[Records about charts and figures]
======

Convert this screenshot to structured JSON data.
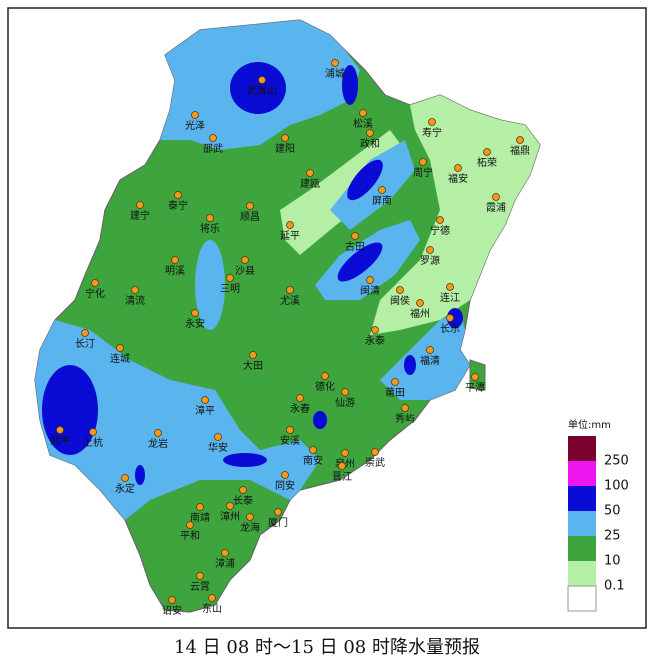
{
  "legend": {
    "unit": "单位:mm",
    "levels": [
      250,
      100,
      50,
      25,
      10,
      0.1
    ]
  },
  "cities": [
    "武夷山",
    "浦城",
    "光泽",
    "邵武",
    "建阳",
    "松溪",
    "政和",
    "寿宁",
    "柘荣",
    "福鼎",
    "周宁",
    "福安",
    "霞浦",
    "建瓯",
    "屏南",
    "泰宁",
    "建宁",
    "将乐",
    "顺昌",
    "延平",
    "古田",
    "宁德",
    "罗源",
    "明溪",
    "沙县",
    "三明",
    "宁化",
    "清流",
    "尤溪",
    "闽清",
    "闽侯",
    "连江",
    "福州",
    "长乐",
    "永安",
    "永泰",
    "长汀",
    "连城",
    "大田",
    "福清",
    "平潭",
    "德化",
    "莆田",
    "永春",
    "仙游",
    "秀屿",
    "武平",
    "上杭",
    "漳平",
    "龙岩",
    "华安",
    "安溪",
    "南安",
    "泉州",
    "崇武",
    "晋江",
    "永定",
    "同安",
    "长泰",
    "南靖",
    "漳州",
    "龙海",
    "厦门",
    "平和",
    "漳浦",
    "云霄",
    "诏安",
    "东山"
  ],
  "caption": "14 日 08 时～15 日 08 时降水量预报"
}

======

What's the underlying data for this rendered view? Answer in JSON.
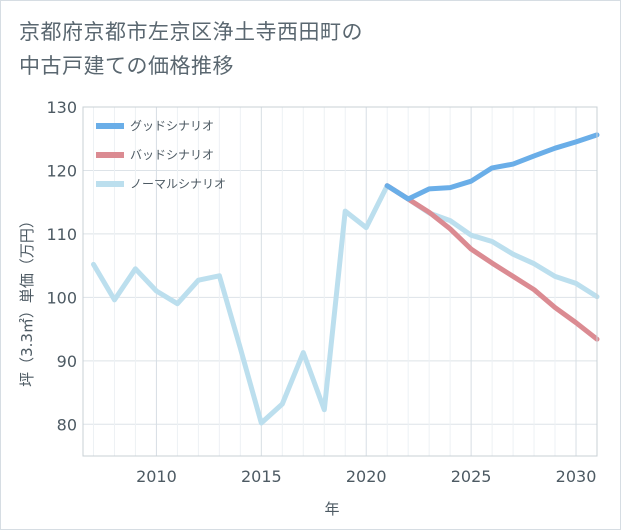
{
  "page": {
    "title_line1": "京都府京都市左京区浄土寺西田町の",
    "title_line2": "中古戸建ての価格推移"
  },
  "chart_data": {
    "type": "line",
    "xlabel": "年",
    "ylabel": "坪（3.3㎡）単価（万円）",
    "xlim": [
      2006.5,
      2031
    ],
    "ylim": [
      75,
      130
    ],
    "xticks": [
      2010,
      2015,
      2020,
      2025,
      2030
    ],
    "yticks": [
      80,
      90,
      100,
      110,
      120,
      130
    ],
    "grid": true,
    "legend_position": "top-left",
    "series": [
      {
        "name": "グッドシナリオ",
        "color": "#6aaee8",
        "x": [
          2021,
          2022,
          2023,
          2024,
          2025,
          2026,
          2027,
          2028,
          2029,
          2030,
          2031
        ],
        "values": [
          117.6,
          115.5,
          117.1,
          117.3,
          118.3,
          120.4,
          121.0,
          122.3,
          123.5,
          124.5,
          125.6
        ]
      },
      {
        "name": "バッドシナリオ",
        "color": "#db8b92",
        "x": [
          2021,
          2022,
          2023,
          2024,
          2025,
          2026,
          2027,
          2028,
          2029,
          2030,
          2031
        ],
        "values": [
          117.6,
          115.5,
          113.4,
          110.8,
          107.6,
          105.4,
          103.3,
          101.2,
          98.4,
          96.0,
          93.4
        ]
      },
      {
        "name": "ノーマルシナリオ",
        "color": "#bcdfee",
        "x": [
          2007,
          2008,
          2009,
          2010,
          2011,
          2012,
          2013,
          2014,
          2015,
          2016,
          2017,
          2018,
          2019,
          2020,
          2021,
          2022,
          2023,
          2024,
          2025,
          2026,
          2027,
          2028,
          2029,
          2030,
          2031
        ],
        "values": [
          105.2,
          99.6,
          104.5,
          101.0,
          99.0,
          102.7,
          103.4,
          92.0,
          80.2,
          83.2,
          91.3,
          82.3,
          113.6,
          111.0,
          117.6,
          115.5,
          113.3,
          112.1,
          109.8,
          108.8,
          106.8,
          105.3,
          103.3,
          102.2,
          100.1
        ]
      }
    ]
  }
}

======

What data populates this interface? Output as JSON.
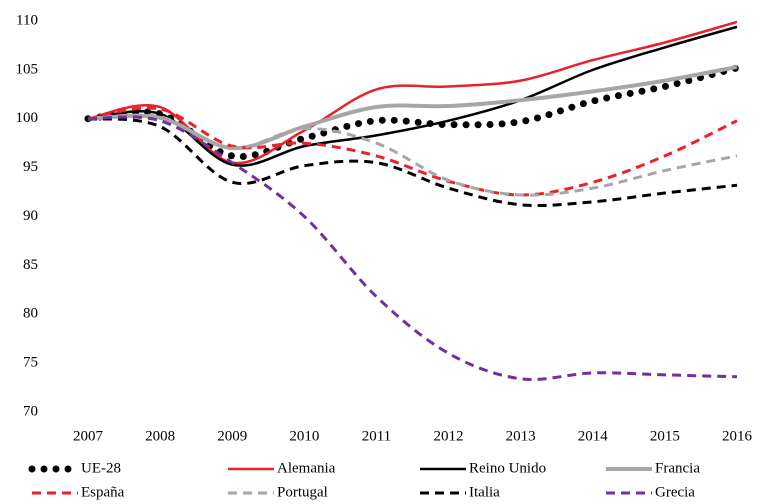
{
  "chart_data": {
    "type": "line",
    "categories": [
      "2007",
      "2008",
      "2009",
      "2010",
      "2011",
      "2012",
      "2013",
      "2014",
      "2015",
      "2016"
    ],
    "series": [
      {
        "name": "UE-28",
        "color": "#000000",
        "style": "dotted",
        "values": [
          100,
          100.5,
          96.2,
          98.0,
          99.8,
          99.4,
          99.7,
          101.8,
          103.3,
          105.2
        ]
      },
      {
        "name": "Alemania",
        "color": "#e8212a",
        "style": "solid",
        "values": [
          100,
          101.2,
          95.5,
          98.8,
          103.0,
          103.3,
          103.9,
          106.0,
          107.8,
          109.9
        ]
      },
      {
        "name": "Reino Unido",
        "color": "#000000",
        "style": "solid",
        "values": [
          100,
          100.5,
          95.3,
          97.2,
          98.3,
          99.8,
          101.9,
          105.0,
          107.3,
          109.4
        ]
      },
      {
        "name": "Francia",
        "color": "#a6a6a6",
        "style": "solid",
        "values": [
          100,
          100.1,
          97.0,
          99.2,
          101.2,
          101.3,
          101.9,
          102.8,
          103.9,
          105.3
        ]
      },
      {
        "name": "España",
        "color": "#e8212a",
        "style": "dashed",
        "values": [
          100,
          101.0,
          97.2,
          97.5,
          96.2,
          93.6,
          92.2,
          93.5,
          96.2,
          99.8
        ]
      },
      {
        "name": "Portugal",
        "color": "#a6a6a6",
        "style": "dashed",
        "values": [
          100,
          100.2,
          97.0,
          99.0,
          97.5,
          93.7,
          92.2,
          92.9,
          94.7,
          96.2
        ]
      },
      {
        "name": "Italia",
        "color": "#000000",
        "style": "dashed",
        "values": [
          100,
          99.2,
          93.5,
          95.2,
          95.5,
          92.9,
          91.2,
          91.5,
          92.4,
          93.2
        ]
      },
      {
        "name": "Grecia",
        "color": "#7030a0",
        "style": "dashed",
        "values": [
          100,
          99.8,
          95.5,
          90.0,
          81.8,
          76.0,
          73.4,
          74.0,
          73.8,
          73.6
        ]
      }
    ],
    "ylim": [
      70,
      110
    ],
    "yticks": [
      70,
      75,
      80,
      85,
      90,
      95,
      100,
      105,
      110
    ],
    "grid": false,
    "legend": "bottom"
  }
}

======

**What the task requires**
Scan the material above. Return every line containing the string "this".

**Correct response**
Convert this screenshot to structured JSON data.
What's the underlying data for this rendered view? Answer in JSON.
What data populates this interface? Output as JSON.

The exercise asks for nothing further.